What is needed: Transcribe everything in the data word for word. Pictures are left out.

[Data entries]

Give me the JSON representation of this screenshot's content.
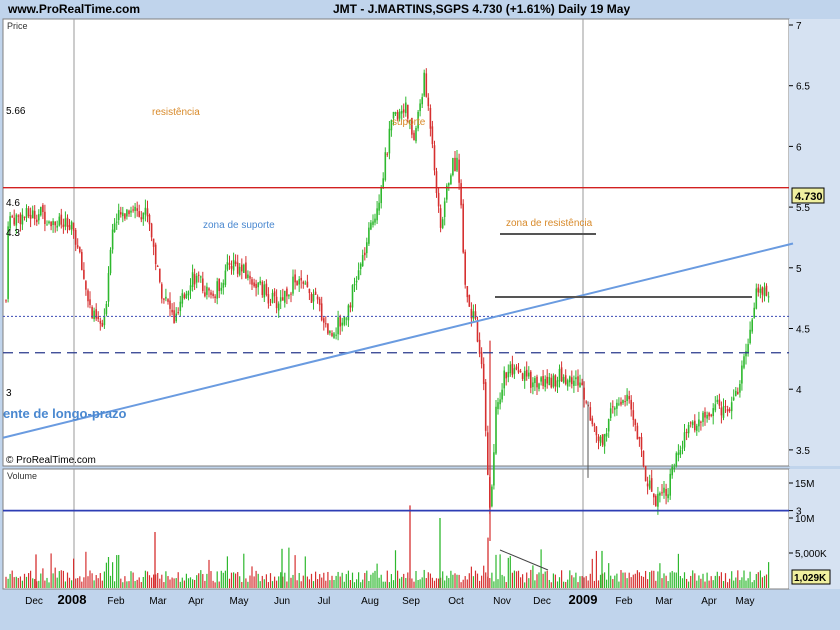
{
  "header": {
    "site": "www.ProRealTime.com",
    "title": "JMT - J.MARTINS,SGPS    4.730 (+1.61%)    Daily  19 May"
  },
  "price_panel": {
    "label": "Price",
    "watermark": "© ProRealTime.com",
    "last_price": "4.730",
    "annotations": {
      "resistencia": "resistência",
      "suporte": "suporte",
      "zona_suporte": "zona de suporte",
      "zona_resistencia": "zona de resistência",
      "longo_prazo": "ente de longo-prazo",
      "level_566": "5.66",
      "level_46": "4.6",
      "level_43": "4.3",
      "level_3": "3"
    }
  },
  "volume_panel": {
    "label": "Volume",
    "last_volume": "1,029K"
  },
  "colors": {
    "up": "#2eb82e",
    "down": "#d63030",
    "resistance_line": "#d22020",
    "trend_line": "#6a9be0",
    "support_line": "#2d3db4",
    "dashed": "#2a3a8c",
    "dotted": "#3a4ab4",
    "annotation_orange": "#d88a2a",
    "annotation_blue": "#4a88d0"
  },
  "chart_data": {
    "type": "candlestick",
    "series": [
      {
        "name": "Price",
        "ylim": [
          2.6,
          7.1
        ],
        "yticks": [
          "7",
          "6.5",
          "6",
          "5.5",
          "5",
          "4.5",
          "4",
          "3.5",
          "3"
        ]
      },
      {
        "name": "Volume",
        "ylim": [
          0,
          16000000
        ],
        "yticks": [
          "15M",
          "10M",
          "5,000K"
        ]
      }
    ],
    "x_labels": [
      "Dec",
      "2008",
      "Feb",
      "Mar",
      "Apr",
      "May",
      "Jun",
      "Jul",
      "Aug",
      "Sep",
      "Oct",
      "Nov",
      "Dec",
      "2009",
      "Feb",
      "Mar",
      "Apr",
      "May"
    ],
    "x_bold": [
      "2008",
      "2009"
    ],
    "horizontal_levels": {
      "resistencia": 5.66,
      "dotted": 4.6,
      "dashed": 4.3,
      "long_term_support": 3.0
    },
    "trendline": {
      "from": [
        0,
        3.6
      ],
      "to": [
        1,
        5.2
      ]
    },
    "approx_path": [
      {
        "x": "Dec",
        "close": 5.4
      },
      {
        "x": "2008",
        "close": 5.3
      },
      {
        "x": "Feb",
        "close": 4.5
      },
      {
        "x": "Feb",
        "close": 5.5
      },
      {
        "x": "Mar",
        "close": 4.8
      },
      {
        "x": "Apr",
        "close": 4.7
      },
      {
        "x": "May",
        "close": 5.1
      },
      {
        "x": "Jun",
        "close": 4.7
      },
      {
        "x": "Jul",
        "close": 4.4
      },
      {
        "x": "Aug",
        "close": 5.5
      },
      {
        "x": "Sep",
        "close": 6.6
      },
      {
        "x": "Oct",
        "close": 5.2
      },
      {
        "x": "Oct",
        "close": 4.4
      },
      {
        "x": "Nov",
        "close": 2.8
      },
      {
        "x": "Nov",
        "close": 4.1
      },
      {
        "x": "Dec",
        "close": 3.8
      },
      {
        "x": "2009",
        "close": 3.6
      },
      {
        "x": "Feb",
        "close": 3.8
      },
      {
        "x": "Mar",
        "close": 3.0
      },
      {
        "x": "Apr",
        "close": 3.7
      },
      {
        "x": "May",
        "close": 4.73
      }
    ]
  }
}
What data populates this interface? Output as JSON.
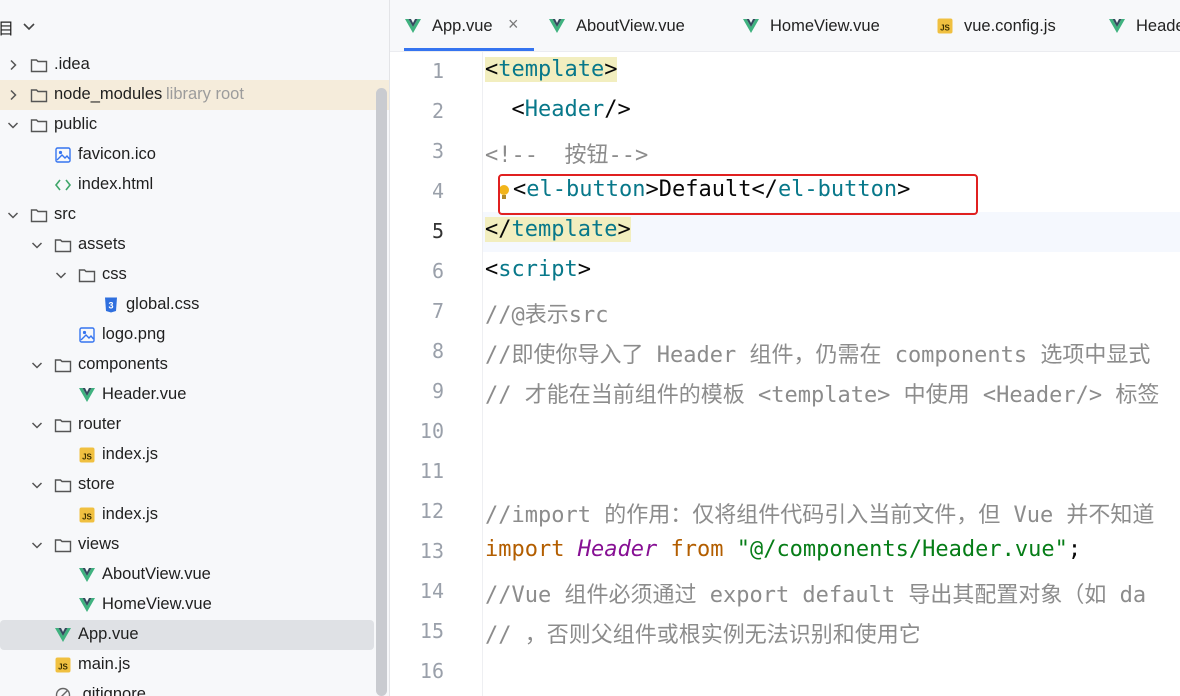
{
  "project": {
    "title": "目",
    "tree": [
      {
        "label": ".idea",
        "icon": "folder-icon",
        "state": "collapsed"
      },
      {
        "label": "node_modules",
        "hint": "library root",
        "icon": "folder-icon",
        "state": "collapsed"
      },
      {
        "label": "public",
        "icon": "folder-icon",
        "state": "expanded"
      },
      {
        "label": "favicon.ico",
        "icon": "image-file-icon"
      },
      {
        "label": "index.html",
        "icon": "html-file-icon"
      },
      {
        "label": "src",
        "icon": "folder-icon",
        "state": "expanded"
      },
      {
        "label": "assets",
        "icon": "folder-icon",
        "state": "expanded"
      },
      {
        "label": "css",
        "icon": "folder-icon",
        "state": "expanded"
      },
      {
        "label": "global.css",
        "icon": "css-file-icon"
      },
      {
        "label": "logo.png",
        "icon": "image-file-icon"
      },
      {
        "label": "components",
        "icon": "folder-icon",
        "state": "expanded"
      },
      {
        "label": "Header.vue",
        "icon": "vue-file-icon"
      },
      {
        "label": "router",
        "icon": "folder-icon",
        "state": "expanded"
      },
      {
        "label": "index.js",
        "icon": "js-file-icon"
      },
      {
        "label": "store",
        "icon": "folder-icon",
        "state": "expanded"
      },
      {
        "label": "index.js",
        "icon": "js-file-icon"
      },
      {
        "label": "views",
        "icon": "folder-icon",
        "state": "expanded"
      },
      {
        "label": "AboutView.vue",
        "icon": "vue-file-icon"
      },
      {
        "label": "HomeView.vue",
        "icon": "vue-file-icon"
      },
      {
        "label": "App.vue",
        "icon": "vue-file-icon",
        "selected": true
      },
      {
        "label": "main.js",
        "icon": "js-file-icon"
      },
      {
        "label": ".gitignore",
        "icon": "gitignore-icon"
      }
    ]
  },
  "editor": {
    "tabs": [
      {
        "label": "App.vue",
        "icon": "vue-file-icon",
        "active": true
      },
      {
        "label": "AboutView.vue",
        "icon": "vue-file-icon"
      },
      {
        "label": "HomeView.vue",
        "icon": "vue-file-icon"
      },
      {
        "label": "vue.config.js",
        "icon": "js-file-icon"
      },
      {
        "label": "Heade",
        "icon": "vue-file-icon"
      }
    ],
    "close_glyph": "×",
    "line_numbers": [
      "1",
      "2",
      "3",
      "4",
      "5",
      "6",
      "7",
      "8",
      "9",
      "10",
      "11",
      "12",
      "13",
      "14",
      "15",
      "16"
    ],
    "current_line": "5",
    "lines": {
      "l1": {
        "open": "<",
        "name": "template",
        "close": ">"
      },
      "l2": {
        "indent": "  ",
        "open": "<",
        "name": "Header",
        "close": "/>"
      },
      "l3": {
        "text": "<!--  按钮-->"
      },
      "l4": {
        "open": "<",
        "name": "el-button",
        "close": ">",
        "content": "Default",
        "end_open": "</",
        "end_name": "el-button",
        "end_close": ">"
      },
      "l5": {
        "open": "</",
        "name": "template",
        "close": ">"
      },
      "l6": {
        "open": "<",
        "name": "script",
        "close": ">"
      },
      "l7": {
        "text": "//@表示src"
      },
      "l8": {
        "text": "//即使你导入了 Header 组件，仍需在 components 选项中显式"
      },
      "l9": {
        "text": "// 才能在当前组件的模板 <template> 中使用 <Header/> 标签"
      },
      "l12": {
        "text": "//import 的作用：仅将组件代码引入当前文件，但 Vue 并不知道"
      },
      "l13": {
        "kw": "import",
        "ident": "Header",
        "from": "from",
        "str": "\"@/components/Header.vue\"",
        "semi": ";"
      },
      "l14": {
        "text": "//Vue 组件必须通过 export default 导出其配置对象（如 da"
      },
      "l15": {
        "text": "// ，否则父组件或根实例无法识别和使用它"
      }
    }
  },
  "colors": {
    "tag": "#08788a",
    "comment": "#8c8c8c",
    "keyword": "#b35e00",
    "string": "#067d17",
    "highlight_box": "#e02020",
    "vue": "#3fb27f"
  }
}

The response:
Give me the JSON representation of this screenshot's content.
{
  "header": {
    "site": "www.ProRealTime.com",
    "title": "JMT - J.MARTINS,SGPS    4.730 (+1.61%)    Daily  19 May"
  },
  "price_panel": {
    "label": "Price",
    "watermark": "© ProRealTime.com",
    "last_price": "4.730",
    "annotations": {
      "resistencia": "resistência",
      "suporte": "suporte",
      "zona_suporte": "zona de suporte",
      "zona_resistencia": "zona de resistência",
      "longo_prazo": "ente de longo-prazo",
      "level_566": "5.66",
      "level_46": "4.6",
      "level_43": "4.3",
      "level_3": "3"
    }
  },
  "volume_panel": {
    "label": "Volume",
    "last_volume": "1,029K"
  },
  "colors": {
    "up": "#2eb82e",
    "down": "#d63030",
    "resistance_line": "#d22020",
    "trend_line": "#6a9be0",
    "support_line": "#2d3db4",
    "dashed": "#2a3a8c",
    "dotted": "#3a4ab4",
    "annotation_orange": "#d88a2a",
    "annotation_blue": "#4a88d0"
  },
  "chart_data": {
    "type": "candlestick",
    "series": [
      {
        "name": "Price",
        "ylim": [
          2.6,
          7.1
        ],
        "yticks": [
          "7",
          "6.5",
          "6",
          "5.5",
          "5",
          "4.5",
          "4",
          "3.5",
          "3"
        ]
      },
      {
        "name": "Volume",
        "ylim": [
          0,
          16000000
        ],
        "yticks": [
          "15M",
          "10M",
          "5,000K"
        ]
      }
    ],
    "x_labels": [
      "Dec",
      "2008",
      "Feb",
      "Mar",
      "Apr",
      "May",
      "Jun",
      "Jul",
      "Aug",
      "Sep",
      "Oct",
      "Nov",
      "Dec",
      "2009",
      "Feb",
      "Mar",
      "Apr",
      "May"
    ],
    "x_bold": [
      "2008",
      "2009"
    ],
    "horizontal_levels": {
      "resistencia": 5.66,
      "dotted": 4.6,
      "dashed": 4.3,
      "long_term_support": 3.0
    },
    "trendline": {
      "from": [
        0,
        3.6
      ],
      "to": [
        1,
        5.2
      ]
    },
    "approx_path": [
      {
        "x": "Dec",
        "close": 5.4
      },
      {
        "x": "2008",
        "close": 5.3
      },
      {
        "x": "Feb",
        "close": 4.5
      },
      {
        "x": "Feb",
        "close": 5.5
      },
      {
        "x": "Mar",
        "close": 4.8
      },
      {
        "x": "Apr",
        "close": 4.7
      },
      {
        "x": "May",
        "close": 5.1
      },
      {
        "x": "Jun",
        "close": 4.7
      },
      {
        "x": "Jul",
        "close": 4.4
      },
      {
        "x": "Aug",
        "close": 5.5
      },
      {
        "x": "Sep",
        "close": 6.6
      },
      {
        "x": "Oct",
        "close": 5.2
      },
      {
        "x": "Oct",
        "close": 4.4
      },
      {
        "x": "Nov",
        "close": 2.8
      },
      {
        "x": "Nov",
        "close": 4.1
      },
      {
        "x": "Dec",
        "close": 3.8
      },
      {
        "x": "2009",
        "close": 3.6
      },
      {
        "x": "Feb",
        "close": 3.8
      },
      {
        "x": "Mar",
        "close": 3.0
      },
      {
        "x": "Apr",
        "close": 3.7
      },
      {
        "x": "May",
        "close": 4.73
      }
    ]
  }
}
What data populates this interface? Output as JSON.
{
  "project": {
    "title": "目",
    "tree": [
      {
        "label": ".idea",
        "icon": "folder-icon",
        "state": "collapsed"
      },
      {
        "label": "node_modules",
        "hint": "library root",
        "icon": "folder-icon",
        "state": "collapsed"
      },
      {
        "label": "public",
        "icon": "folder-icon",
        "state": "expanded"
      },
      {
        "label": "favicon.ico",
        "icon": "image-file-icon"
      },
      {
        "label": "index.html",
        "icon": "html-file-icon"
      },
      {
        "label": "src",
        "icon": "folder-icon",
        "state": "expanded"
      },
      {
        "label": "assets",
        "icon": "folder-icon",
        "state": "expanded"
      },
      {
        "label": "css",
        "icon": "folder-icon",
        "state": "expanded"
      },
      {
        "label": "global.css",
        "icon": "css-file-icon"
      },
      {
        "label": "logo.png",
        "icon": "image-file-icon"
      },
      {
        "label": "components",
        "icon": "folder-icon",
        "state": "expanded"
      },
      {
        "label": "Header.vue",
        "icon": "vue-file-icon"
      },
      {
        "label": "router",
        "icon": "folder-icon",
        "state": "expanded"
      },
      {
        "label": "index.js",
        "icon": "js-file-icon"
      },
      {
        "label": "store",
        "icon": "folder-icon",
        "state": "expanded"
      },
      {
        "label": "index.js",
        "icon": "js-file-icon"
      },
      {
        "label": "views",
        "icon": "folder-icon",
        "state": "expanded"
      },
      {
        "label": "AboutView.vue",
        "icon": "vue-file-icon"
      },
      {
        "label": "HomeView.vue",
        "icon": "vue-file-icon"
      },
      {
        "label": "App.vue",
        "icon": "vue-file-icon",
        "selected": true
      },
      {
        "label": "main.js",
        "icon": "js-file-icon"
      },
      {
        "label": ".gitignore",
        "icon": "gitignore-icon"
      }
    ]
  },
  "editor": {
    "tabs": [
      {
        "label": "App.vue",
        "icon": "vue-file-icon",
        "active": true
      },
      {
        "label": "AboutView.vue",
        "icon": "vue-file-icon"
      },
      {
        "label": "HomeView.vue",
        "icon": "vue-file-icon"
      },
      {
        "label": "vue.config.js",
        "icon": "js-file-icon"
      },
      {
        "label": "Heade",
        "icon": "vue-file-icon"
      }
    ],
    "close_glyph": "×",
    "line_numbers": [
      "1",
      "2",
      "3",
      "4",
      "5",
      "6",
      "7",
      "8",
      "9",
      "10",
      "11",
      "12",
      "13",
      "14",
      "15",
      "16"
    ],
    "current_line": "5",
    "lines": {
      "l1": {
        "open": "<",
        "name": "template",
        "close": ">"
      },
      "l2": {
        "indent": "  ",
        "open": "<",
        "name": "Header",
        "close": "/>"
      },
      "l3": {
        "text": "<!--  按钮-->"
      },
      "l4": {
        "open": "<",
        "name": "el-button",
        "close": ">",
        "content": "Default",
        "end_open": "</",
        "end_name": "el-button",
        "end_close": ">"
      },
      "l5": {
        "open": "</",
        "name": "template",
        "close": ">"
      },
      "l6": {
        "open": "<",
        "name": "script",
        "close": ">"
      },
      "l7": {
        "text": "//@表示src"
      },
      "l8": {
        "text": "//即使你导入了 Header 组件，仍需在 components 选项中显式"
      },
      "l9": {
        "text": "// 才能在当前组件的模板 <template> 中使用 <Header/> 标签"
      },
      "l12": {
        "text": "//import 的作用：仅将组件代码引入当前文件，但 Vue 并不知道"
      },
      "l13": {
        "kw": "import",
        "ident": "Header",
        "from": "from",
        "str": "\"@/components/Header.vue\"",
        "semi": ";"
      },
      "l14": {
        "text": "//Vue 组件必须通过 export default 导出其配置对象（如 da"
      },
      "l15": {
        "text": "// ，否则父组件或根实例无法识别和使用它"
      }
    }
  },
  "colors": {
    "tag": "#08788a",
    "comment": "#8c8c8c",
    "keyword": "#b35e00",
    "string": "#067d17",
    "highlight_box": "#e02020",
    "vue": "#3fb27f"
  }
}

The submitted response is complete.